**AIM OF THE EXERCISE**
The answer is one number: how many lines hold the string "товаров".

Collected data entries

**********

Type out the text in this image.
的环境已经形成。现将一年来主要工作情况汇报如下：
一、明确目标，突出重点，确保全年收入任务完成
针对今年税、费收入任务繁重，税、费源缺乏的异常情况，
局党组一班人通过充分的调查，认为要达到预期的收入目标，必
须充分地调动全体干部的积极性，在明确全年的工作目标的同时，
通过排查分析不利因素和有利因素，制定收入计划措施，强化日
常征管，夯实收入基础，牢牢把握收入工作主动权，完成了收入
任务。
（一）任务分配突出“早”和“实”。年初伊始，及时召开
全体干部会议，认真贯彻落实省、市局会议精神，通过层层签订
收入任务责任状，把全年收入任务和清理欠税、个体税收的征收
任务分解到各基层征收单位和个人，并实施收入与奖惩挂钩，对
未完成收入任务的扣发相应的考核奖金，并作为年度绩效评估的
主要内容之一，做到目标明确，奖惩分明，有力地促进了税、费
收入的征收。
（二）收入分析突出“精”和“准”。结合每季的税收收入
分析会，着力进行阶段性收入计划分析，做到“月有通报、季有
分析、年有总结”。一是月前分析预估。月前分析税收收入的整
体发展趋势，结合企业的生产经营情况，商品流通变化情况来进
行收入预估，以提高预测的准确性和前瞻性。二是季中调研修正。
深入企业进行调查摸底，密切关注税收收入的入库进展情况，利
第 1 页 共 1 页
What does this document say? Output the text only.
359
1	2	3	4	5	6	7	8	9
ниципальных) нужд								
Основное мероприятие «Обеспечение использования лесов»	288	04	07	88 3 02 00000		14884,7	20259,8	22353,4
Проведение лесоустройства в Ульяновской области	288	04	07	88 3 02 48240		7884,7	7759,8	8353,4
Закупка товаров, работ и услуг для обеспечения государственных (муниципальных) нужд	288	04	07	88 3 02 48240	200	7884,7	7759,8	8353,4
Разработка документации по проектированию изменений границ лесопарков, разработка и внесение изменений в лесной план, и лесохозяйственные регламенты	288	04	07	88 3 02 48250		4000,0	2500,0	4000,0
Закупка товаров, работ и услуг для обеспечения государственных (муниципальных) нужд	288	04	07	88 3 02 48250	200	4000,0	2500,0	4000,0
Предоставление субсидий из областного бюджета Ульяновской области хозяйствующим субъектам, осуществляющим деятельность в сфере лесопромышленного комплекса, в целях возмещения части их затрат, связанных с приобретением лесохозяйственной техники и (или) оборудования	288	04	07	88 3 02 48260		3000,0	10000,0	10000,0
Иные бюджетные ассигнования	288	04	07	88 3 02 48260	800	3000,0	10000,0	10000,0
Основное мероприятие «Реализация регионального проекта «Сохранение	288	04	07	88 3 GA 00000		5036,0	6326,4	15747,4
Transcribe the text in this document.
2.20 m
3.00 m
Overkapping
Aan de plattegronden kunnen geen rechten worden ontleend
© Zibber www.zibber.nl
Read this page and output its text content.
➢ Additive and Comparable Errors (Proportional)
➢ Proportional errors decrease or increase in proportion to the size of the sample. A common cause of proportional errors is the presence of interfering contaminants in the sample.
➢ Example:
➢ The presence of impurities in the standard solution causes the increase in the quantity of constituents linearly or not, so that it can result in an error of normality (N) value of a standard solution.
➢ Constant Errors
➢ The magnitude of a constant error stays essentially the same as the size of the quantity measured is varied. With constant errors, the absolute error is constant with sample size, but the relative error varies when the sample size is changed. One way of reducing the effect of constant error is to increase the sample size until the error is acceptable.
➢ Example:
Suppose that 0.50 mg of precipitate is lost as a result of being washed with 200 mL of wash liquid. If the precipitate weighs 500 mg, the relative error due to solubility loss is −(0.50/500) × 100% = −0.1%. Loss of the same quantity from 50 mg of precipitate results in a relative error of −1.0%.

**********

**THE RESULT**
2